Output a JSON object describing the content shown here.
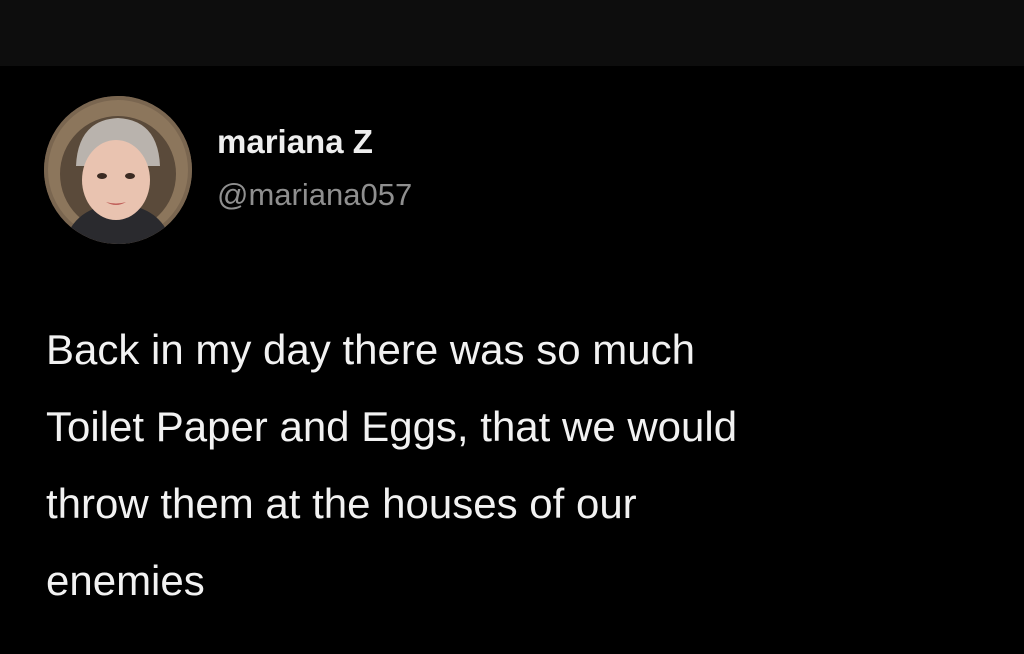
{
  "author": {
    "display_name": "mariana Z",
    "handle": "@mariana057",
    "avatar_icon": "profile-photo"
  },
  "tweet": {
    "lines": [
      "Back in my day there was so much",
      "Toilet Paper and Eggs, that we would",
      "throw them at the houses of our",
      "enemies"
    ]
  },
  "colors": {
    "background": "#000000",
    "top_bar": "#0d0d0d",
    "name": "#eeeeee",
    "handle": "#8f8f8f",
    "text": "#f2f2f2"
  }
}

□ □ □ □ □

The request
The listing above must be printed again exactly, minus its pictures.

Solution to this task
Output a JSON object describing the content shown here.
{
  "author": {
    "display_name": "mariana Z",
    "handle": "@mariana057",
    "avatar_icon": "profile-photo"
  },
  "tweet": {
    "lines": [
      "Back in my day there was so much",
      "Toilet Paper and Eggs, that we would",
      "throw them at the houses of our",
      "enemies"
    ]
  },
  "colors": {
    "background": "#000000",
    "top_bar": "#0d0d0d",
    "name": "#eeeeee",
    "handle": "#8f8f8f",
    "text": "#f2f2f2"
  }
}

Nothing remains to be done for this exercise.